-- BEGIN DATASET --

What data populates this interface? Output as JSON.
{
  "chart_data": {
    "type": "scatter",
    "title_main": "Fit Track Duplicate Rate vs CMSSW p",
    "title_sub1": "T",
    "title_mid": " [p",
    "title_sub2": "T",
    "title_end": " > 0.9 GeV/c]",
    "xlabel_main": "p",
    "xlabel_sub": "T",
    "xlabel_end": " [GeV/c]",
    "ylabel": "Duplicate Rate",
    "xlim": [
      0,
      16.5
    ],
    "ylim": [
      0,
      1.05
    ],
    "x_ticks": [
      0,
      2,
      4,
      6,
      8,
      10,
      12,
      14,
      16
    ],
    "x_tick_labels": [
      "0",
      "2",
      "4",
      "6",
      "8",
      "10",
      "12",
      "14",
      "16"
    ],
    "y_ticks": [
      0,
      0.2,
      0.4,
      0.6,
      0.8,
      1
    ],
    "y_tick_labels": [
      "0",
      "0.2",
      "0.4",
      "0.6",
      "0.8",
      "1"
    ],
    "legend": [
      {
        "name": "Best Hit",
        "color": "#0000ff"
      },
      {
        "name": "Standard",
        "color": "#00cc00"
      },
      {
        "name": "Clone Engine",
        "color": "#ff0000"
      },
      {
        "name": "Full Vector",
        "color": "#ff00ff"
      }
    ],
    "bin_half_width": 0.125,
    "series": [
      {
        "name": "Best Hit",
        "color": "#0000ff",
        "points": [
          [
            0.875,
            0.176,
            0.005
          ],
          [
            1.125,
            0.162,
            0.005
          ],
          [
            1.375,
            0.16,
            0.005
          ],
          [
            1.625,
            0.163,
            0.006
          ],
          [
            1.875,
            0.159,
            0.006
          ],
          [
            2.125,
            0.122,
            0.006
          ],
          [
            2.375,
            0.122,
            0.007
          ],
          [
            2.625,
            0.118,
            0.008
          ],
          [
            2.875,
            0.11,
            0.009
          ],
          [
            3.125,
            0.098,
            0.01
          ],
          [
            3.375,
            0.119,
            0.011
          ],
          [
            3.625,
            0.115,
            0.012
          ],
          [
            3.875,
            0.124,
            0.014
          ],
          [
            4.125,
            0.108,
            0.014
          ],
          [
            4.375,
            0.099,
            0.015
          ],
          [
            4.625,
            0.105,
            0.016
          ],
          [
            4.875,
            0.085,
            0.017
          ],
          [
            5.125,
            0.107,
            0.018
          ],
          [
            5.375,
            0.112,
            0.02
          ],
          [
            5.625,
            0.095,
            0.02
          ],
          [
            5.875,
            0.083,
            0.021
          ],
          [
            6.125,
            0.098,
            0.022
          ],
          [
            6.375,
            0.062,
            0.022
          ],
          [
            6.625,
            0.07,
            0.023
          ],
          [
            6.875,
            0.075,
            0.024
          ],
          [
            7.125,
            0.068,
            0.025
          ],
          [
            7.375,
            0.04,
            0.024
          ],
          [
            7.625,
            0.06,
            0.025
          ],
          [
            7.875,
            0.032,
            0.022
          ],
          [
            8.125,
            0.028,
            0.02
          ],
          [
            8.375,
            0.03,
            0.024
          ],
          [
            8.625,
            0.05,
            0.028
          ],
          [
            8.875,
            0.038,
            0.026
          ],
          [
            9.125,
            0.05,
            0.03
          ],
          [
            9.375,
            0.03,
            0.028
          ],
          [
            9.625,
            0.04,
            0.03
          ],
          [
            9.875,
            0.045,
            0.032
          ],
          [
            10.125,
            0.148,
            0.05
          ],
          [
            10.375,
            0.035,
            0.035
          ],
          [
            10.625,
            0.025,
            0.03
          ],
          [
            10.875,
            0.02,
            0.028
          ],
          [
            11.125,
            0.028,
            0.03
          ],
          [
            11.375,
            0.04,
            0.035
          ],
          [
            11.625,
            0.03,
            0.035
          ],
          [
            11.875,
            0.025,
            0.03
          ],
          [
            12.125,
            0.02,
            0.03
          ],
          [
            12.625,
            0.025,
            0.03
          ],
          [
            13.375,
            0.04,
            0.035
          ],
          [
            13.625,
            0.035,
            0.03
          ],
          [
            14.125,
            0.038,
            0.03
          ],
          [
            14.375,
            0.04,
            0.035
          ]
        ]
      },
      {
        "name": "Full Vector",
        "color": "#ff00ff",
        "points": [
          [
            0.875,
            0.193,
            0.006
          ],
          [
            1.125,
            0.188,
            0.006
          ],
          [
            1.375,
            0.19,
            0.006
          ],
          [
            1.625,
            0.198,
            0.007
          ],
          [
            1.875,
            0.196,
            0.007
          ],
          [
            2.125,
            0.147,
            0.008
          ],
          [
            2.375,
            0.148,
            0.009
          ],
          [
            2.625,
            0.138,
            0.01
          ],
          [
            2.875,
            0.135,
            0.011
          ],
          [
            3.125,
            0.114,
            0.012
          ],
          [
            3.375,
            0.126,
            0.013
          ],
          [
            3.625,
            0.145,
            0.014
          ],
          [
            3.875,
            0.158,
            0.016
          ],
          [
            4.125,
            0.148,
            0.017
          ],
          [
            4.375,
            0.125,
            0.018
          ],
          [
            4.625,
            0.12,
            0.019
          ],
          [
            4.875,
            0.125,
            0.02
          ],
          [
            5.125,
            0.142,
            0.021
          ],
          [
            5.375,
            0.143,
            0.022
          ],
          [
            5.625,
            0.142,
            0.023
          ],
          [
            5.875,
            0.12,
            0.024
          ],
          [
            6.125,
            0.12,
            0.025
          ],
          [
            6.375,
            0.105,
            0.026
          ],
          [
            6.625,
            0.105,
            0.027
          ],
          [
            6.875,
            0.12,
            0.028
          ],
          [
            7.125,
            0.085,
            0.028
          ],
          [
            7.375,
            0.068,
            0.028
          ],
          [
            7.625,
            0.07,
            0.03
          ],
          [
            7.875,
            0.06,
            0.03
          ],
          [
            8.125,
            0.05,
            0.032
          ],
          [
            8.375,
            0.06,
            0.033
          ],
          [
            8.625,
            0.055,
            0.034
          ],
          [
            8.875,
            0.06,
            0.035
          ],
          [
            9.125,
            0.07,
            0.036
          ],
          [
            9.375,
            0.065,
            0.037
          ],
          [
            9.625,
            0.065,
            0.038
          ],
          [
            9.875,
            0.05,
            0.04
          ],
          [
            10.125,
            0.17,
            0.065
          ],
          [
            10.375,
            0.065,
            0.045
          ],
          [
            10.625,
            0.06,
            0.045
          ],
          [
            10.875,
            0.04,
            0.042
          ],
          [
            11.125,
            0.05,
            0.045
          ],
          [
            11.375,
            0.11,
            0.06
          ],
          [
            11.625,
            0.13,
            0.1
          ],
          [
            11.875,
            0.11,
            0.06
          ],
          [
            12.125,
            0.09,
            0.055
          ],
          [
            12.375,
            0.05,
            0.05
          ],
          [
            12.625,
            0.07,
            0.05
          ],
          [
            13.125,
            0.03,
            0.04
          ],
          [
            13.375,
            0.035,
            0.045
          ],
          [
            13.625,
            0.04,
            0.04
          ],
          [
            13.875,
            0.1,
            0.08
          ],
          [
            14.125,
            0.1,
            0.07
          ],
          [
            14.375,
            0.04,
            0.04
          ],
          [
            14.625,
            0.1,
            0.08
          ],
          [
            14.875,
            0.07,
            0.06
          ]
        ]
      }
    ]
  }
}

-- END DATASET --

• [WORK REQUIRED]:
Go through the material above and count the lines that contain "color"; answer with the number alone.

• [RESULT OF THE EXERCISE]:
6